▸ Task to carry out: Every entry should be repeated exactly. Omit the pictures.
___ Records ___
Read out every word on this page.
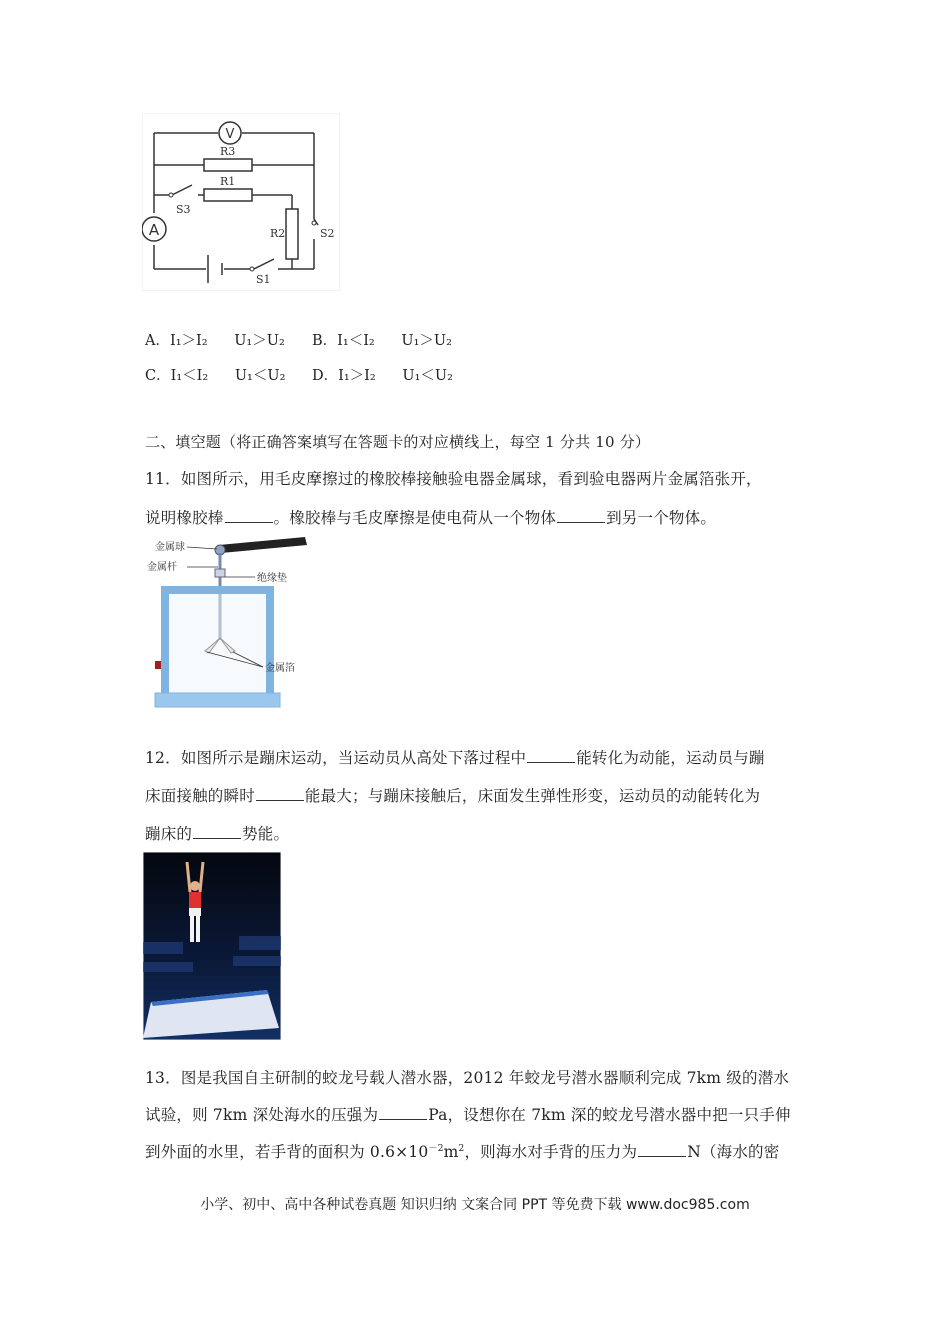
V
A
R3
R1
R2
S3
S2
S1
A．I₁＞I₂ U₁＞U₂ B．I₁＜I₂ U₁＞U₂
C．I₁＜I₂ U₁＜U₂ D．I₁＞I₂ U₁＜U₂
二、填空题（将正确答案填写在答题卡的对应横线上，每空 1 分共 10 分）
11．如图所示，用毛皮摩擦过的橡胶棒接触验电器金属球，看到验电器两片金属箔张开，
说明橡胶棒	。橡胶棒与毛皮摩擦是使电荷从一个物体	到另一个物体。
金属球
金属杆
绝缘垫
金属箔
12．如图所示是蹦床运动，当运动员从高处下落过程中	能转化为动能，运动员与蹦
床面接触的瞬时	能最大；与蹦床接触后，床面发生弹性形变，运动员的动能转化为
蹦床的	势能。
13．图是我国自主研制的蛟龙号载人潜水器，2012 年蛟龙号潜水器顺利完成 7km 级的潜水
试验，则 7km 深处海水的压强为	Pa，设想你在 7km 深的蛟龙号潜水器中把一只手伸
到外面的水里，若手背的面积为 $0.6\times 10^{-2}m^2$，则海水对手背的压力为	N（海水的密
小学、初中、高中各种试卷真题 知识归纳 文案合同 PPT 等免费下载 www.doc985.com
___
▸ Expected answer:
Read out every word on this page.
V
A
R3
R1
R2
S3
S2
S1
A．I₁＞I₂ U₁＞U₂ B．I₁＜I₂ U₁＞U₂
C．I₁＜I₂ U₁＜U₂ D．I₁＞I₂ U₁＜U₂
二、填空题（将正确答案填写在答题卡的对应横线上，每空 1 分共 10 分）
11．如图所示，用毛皮摩擦过的橡胶棒接触验电器金属球，看到验电器两片金属箔张开，
说明橡胶棒	。橡胶棒与毛皮摩擦是使电荷从一个物体	到另一个物体。
金属球
金属杆
绝缘垫
金属箔
12．如图所示是蹦床运动，当运动员从高处下落过程中	能转化为动能，运动员与蹦
床面接触的瞬时	能最大；与蹦床接触后，床面发生弹性形变，运动员的动能转化为
蹦床的	势能。
13．图是我国自主研制的蛟龙号载人潜水器，2012 年蛟龙号潜水器顺利完成 7km 级的潜水
试验，则 7km 深处海水的压强为	Pa，设想你在 7km 深的蛟龙号潜水器中把一只手伸
到外面的水里，若手背的面积为 $0.6\times 10^{-2}m^2$，则海水对手背的压力为	N（海水的密
小学、初中、高中各种试卷真题 知识归纳 文案合同 PPT 等免费下载 www.doc985.com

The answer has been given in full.